Records that describe figures:
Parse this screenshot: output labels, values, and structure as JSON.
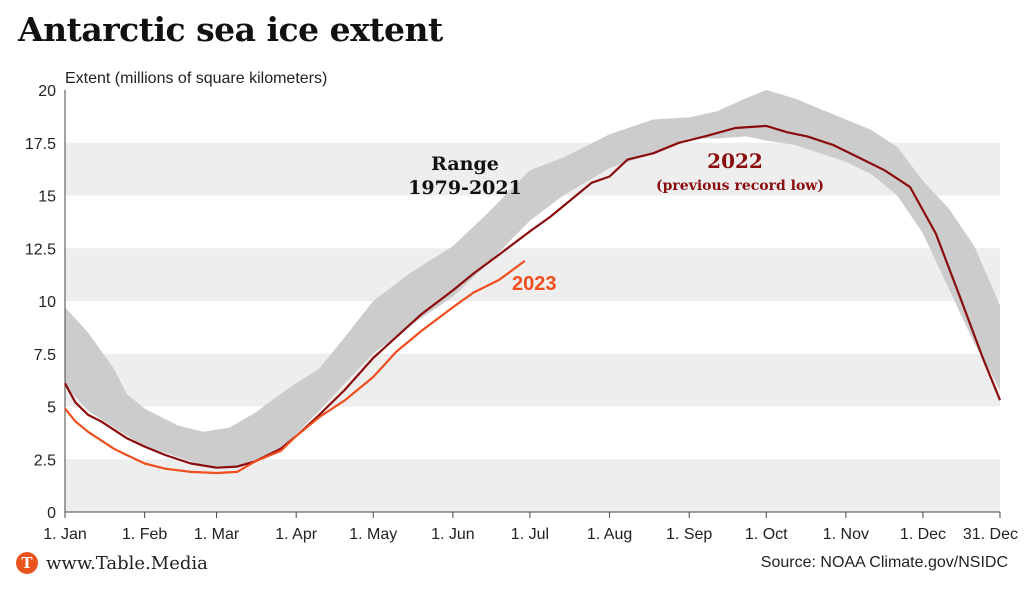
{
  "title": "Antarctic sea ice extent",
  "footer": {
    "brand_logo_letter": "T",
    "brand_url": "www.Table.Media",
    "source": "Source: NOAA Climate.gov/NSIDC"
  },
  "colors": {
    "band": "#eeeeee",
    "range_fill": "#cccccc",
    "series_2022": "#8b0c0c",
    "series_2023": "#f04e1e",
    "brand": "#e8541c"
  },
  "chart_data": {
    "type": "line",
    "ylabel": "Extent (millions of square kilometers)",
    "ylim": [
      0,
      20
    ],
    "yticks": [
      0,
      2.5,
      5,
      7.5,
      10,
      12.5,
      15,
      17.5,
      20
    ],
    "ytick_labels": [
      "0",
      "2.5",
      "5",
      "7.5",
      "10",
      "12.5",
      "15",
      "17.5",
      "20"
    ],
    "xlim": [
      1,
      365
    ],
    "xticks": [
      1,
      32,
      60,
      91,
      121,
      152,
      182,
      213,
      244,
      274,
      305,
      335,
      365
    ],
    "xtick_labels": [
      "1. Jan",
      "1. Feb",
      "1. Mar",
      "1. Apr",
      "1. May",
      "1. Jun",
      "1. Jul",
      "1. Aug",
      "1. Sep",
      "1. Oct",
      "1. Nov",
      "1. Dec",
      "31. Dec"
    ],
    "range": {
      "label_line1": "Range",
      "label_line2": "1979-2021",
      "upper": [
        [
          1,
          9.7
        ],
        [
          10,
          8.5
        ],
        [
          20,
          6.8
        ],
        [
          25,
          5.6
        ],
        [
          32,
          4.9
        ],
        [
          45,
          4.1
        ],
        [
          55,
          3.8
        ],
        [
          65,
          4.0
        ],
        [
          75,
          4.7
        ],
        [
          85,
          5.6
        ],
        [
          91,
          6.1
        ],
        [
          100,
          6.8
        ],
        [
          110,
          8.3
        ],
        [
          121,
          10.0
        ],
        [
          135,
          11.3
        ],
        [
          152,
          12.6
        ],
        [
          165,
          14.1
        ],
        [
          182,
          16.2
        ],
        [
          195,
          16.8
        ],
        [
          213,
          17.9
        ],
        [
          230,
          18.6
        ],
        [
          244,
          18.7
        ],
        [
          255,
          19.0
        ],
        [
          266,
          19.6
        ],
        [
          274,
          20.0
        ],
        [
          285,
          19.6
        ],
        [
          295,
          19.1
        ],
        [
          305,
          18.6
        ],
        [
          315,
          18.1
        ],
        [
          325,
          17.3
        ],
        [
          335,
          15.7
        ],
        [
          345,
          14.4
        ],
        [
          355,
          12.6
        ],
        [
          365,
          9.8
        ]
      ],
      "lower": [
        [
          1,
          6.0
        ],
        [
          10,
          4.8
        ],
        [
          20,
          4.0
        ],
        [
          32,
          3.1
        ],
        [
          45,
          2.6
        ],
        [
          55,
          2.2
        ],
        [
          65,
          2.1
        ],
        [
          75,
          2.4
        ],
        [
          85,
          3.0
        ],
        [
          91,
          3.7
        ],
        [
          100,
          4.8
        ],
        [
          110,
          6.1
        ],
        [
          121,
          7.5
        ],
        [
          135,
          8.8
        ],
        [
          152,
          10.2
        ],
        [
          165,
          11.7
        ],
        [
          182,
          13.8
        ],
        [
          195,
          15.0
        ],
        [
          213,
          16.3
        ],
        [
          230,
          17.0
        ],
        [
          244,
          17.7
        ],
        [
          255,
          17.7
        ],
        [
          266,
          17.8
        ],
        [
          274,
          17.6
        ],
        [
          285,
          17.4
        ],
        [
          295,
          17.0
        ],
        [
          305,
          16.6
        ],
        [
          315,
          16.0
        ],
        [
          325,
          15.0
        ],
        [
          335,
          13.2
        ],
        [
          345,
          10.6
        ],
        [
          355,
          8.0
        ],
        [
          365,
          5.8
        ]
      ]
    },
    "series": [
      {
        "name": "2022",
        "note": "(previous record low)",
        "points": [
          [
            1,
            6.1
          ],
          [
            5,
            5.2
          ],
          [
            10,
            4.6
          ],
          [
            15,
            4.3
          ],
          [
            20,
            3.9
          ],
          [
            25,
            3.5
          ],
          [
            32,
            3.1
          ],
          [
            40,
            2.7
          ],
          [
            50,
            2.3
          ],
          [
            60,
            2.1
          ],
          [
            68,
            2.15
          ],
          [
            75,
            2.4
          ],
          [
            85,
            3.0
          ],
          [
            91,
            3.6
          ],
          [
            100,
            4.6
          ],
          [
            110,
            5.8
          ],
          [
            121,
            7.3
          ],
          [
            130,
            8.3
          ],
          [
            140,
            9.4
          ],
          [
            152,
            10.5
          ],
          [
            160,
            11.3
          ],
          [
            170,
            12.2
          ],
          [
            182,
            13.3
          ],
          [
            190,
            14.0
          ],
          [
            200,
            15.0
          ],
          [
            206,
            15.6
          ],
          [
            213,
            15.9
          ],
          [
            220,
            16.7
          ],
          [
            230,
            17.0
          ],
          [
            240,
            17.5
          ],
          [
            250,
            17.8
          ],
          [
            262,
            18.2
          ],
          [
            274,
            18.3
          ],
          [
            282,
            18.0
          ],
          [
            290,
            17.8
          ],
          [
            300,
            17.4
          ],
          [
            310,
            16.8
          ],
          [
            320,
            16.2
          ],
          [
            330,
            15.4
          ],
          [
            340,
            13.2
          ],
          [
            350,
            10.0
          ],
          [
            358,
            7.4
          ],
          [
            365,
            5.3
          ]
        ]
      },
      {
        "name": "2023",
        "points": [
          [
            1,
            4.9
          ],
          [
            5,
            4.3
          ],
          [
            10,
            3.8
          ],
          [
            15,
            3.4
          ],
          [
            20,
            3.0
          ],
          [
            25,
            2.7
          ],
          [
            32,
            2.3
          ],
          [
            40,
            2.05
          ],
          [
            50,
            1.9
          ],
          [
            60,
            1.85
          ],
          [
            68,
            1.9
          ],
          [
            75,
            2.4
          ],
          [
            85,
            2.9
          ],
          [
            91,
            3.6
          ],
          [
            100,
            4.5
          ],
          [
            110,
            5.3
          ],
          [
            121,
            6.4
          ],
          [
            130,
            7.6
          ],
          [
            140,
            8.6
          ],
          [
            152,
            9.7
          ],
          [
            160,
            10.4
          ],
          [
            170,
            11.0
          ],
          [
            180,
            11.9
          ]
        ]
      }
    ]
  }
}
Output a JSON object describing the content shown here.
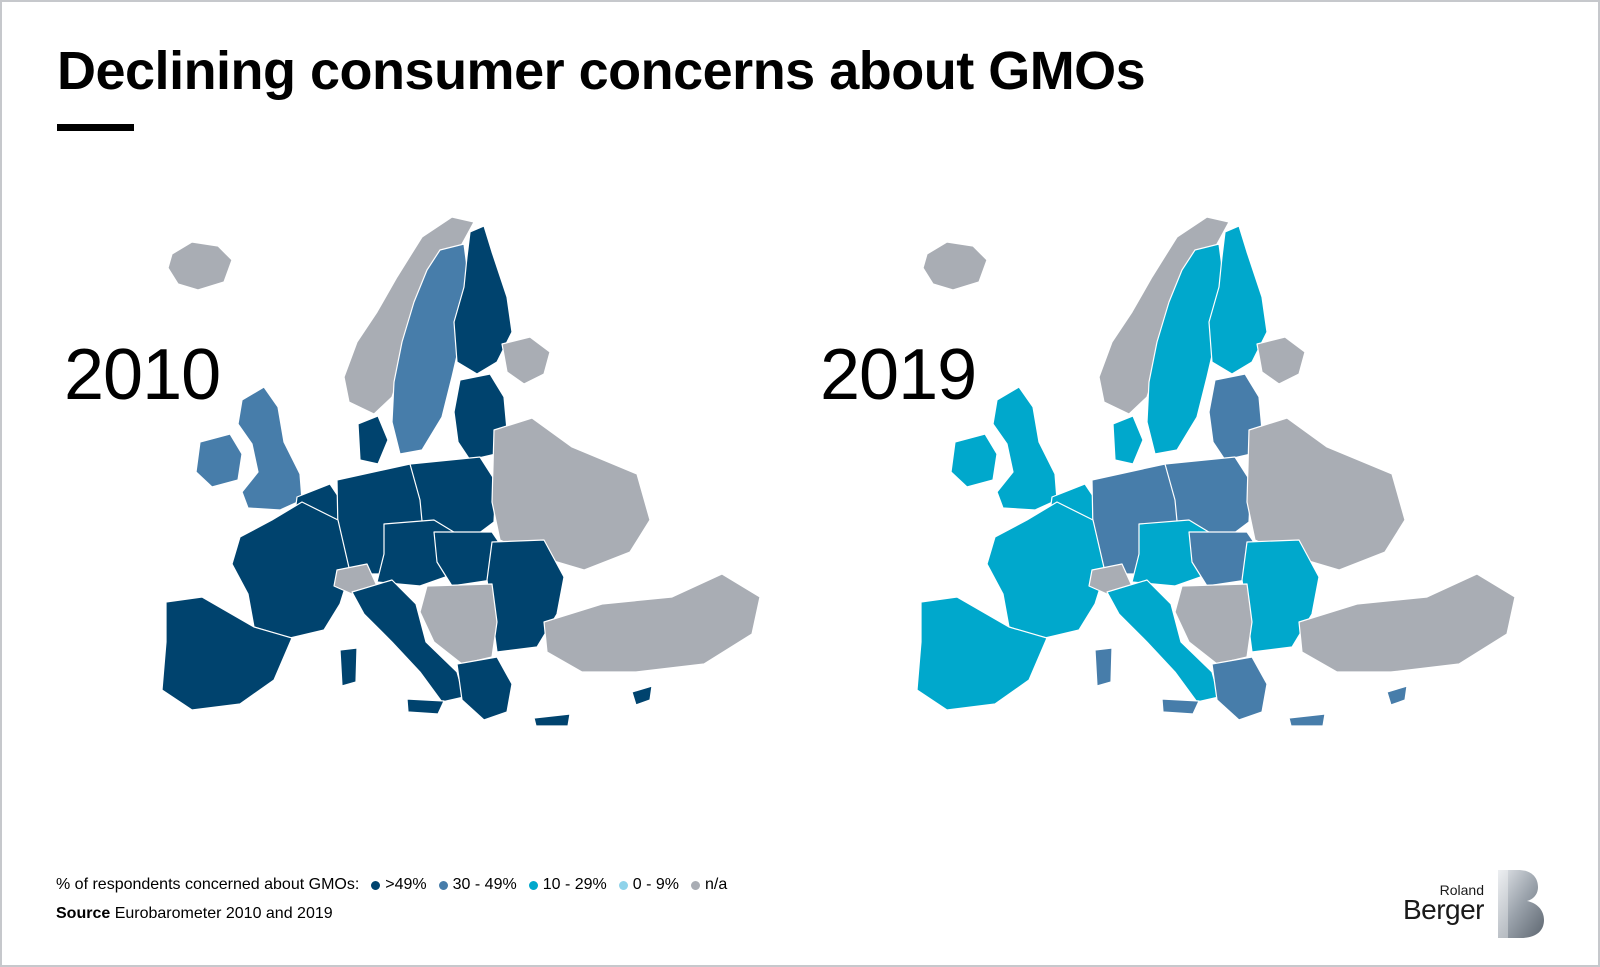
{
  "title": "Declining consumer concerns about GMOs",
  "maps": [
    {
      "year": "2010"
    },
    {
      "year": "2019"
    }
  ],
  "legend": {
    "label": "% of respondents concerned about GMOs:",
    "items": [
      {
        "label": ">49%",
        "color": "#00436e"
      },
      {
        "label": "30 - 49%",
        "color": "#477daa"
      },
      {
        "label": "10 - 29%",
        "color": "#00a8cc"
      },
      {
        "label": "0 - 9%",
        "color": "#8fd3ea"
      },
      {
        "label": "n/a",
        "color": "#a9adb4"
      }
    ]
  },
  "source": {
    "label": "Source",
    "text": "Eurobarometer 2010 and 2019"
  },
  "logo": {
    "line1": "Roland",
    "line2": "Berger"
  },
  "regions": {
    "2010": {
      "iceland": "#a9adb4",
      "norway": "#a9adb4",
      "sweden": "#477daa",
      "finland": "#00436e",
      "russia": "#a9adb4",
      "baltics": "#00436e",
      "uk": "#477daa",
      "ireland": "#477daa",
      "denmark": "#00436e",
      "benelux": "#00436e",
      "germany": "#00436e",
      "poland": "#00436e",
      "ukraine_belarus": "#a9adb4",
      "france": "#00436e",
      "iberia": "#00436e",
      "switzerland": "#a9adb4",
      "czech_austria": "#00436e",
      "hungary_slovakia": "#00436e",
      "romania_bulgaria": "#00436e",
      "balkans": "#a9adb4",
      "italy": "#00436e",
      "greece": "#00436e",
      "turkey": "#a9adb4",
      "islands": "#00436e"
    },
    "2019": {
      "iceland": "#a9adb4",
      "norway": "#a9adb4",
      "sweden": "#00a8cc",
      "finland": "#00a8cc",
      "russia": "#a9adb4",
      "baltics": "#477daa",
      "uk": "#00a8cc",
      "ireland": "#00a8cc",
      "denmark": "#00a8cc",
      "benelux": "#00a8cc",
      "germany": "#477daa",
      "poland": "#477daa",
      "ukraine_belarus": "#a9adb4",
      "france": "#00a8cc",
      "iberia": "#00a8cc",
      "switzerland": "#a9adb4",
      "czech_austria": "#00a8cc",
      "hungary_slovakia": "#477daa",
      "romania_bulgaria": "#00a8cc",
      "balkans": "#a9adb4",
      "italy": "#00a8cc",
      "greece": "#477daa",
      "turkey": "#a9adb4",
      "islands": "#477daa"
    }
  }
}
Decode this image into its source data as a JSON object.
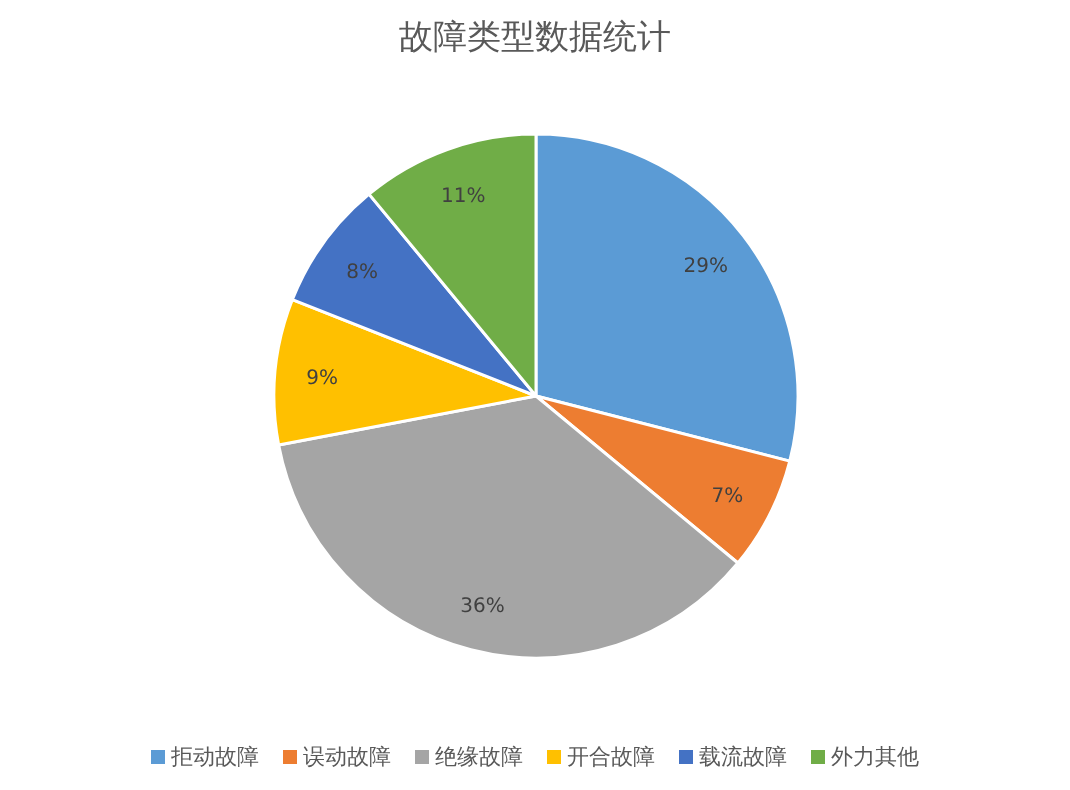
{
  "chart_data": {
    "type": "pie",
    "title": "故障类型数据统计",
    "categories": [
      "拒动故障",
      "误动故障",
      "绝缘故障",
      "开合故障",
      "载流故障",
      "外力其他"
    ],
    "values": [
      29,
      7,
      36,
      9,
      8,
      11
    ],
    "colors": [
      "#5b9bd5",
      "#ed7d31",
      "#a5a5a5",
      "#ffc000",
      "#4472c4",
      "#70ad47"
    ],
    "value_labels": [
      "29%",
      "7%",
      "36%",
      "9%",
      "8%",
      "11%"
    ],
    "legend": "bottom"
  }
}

What to do: Check each line of the records for "object" and copy the ones that contain it.

Solution to the problem:
Output a JSON object describing the content shown here.
Decode this image into its source data as a JSON object.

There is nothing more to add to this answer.